### Work to complete
Return the full listing exactly as it is written.

Data records:
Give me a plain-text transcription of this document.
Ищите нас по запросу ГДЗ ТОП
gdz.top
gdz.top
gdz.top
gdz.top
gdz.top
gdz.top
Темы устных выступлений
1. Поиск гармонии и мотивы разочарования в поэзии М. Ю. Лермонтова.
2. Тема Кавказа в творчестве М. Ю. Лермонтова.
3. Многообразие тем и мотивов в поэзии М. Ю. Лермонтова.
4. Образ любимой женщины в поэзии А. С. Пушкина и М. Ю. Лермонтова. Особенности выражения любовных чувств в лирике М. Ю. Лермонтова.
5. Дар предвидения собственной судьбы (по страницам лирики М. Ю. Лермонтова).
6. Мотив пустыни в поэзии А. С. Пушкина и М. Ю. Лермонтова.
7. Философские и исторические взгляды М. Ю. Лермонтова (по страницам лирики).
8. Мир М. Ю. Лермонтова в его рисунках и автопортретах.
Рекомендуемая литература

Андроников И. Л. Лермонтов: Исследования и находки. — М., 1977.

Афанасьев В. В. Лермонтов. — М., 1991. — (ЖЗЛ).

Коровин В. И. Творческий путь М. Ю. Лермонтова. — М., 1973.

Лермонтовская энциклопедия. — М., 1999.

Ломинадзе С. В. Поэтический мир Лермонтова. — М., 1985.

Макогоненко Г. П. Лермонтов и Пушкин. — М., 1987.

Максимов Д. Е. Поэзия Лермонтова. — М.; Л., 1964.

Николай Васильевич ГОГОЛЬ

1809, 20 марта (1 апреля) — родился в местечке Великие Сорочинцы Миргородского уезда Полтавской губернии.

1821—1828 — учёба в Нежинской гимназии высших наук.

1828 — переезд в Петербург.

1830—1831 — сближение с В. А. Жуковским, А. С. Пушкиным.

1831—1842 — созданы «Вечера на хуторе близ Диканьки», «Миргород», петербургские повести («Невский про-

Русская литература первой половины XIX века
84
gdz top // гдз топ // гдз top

### Response to this exercise
Give me a plain-text transcription of this document.
Ищите нас по запросу ГДЗ ТОП
gdz.top
gdz.top
gdz.top
gdz.top
gdz.top
gdz.top
Темы устных выступлений
1. Поиск гармонии и мотивы разочарования в поэзии М. Ю. Лермонтова.
2. Тема Кавказа в творчестве М. Ю. Лермонтова.
3. Многообразие тем и мотивов в поэзии М. Ю. Лермонтова.
4. Образ любимой женщины в поэзии А. С. Пушкина и М. Ю. Лермонтова. Особенности выражения любовных чувств в лирике М. Ю. Лермонтова.
5. Дар предвидения собственной судьбы (по страницам лирики М. Ю. Лермонтова).
6. Мотив пустыни в поэзии А. С. Пушкина и М. Ю. Лермонтова.
7. Философские и исторические взгляды М. Ю. Лермонтова (по страницам лирики).
8. Мир М. Ю. Лермонтова в его рисунках и автопортретах.
Рекомендуемая литература

Андроников И. Л. Лермонтов: Исследования и находки. — М., 1977.

Афанасьев В. В. Лермонтов. — М., 1991. — (ЖЗЛ).

Коровин В. И. Творческий путь М. Ю. Лермонтова. — М., 1973.

Лермонтовская энциклопедия. — М., 1999.

Ломинадзе С. В. Поэтический мир Лермонтова. — М., 1985.

Макогоненко Г. П. Лермонтов и Пушкин. — М., 1987.

Максимов Д. Е. Поэзия Лермонтова. — М.; Л., 1964.

Николай Васильевич ГОГОЛЬ

1809, 20 марта (1 апреля) — родился в местечке Великие Сорочинцы Миргородского уезда Полтавской губернии.

1821—1828 — учёба в Нежинской гимназии высших наук.

1828 — переезд в Петербург.

1830—1831 — сближение с В. А. Жуковским, А. С. Пушкиным.

1831—1842 — созданы «Вечера на хуторе близ Диканьки», «Миргород», петербургские повести («Невский про-

Русская литература первой половины XIX века
84
gdz top // гдз топ // гдз top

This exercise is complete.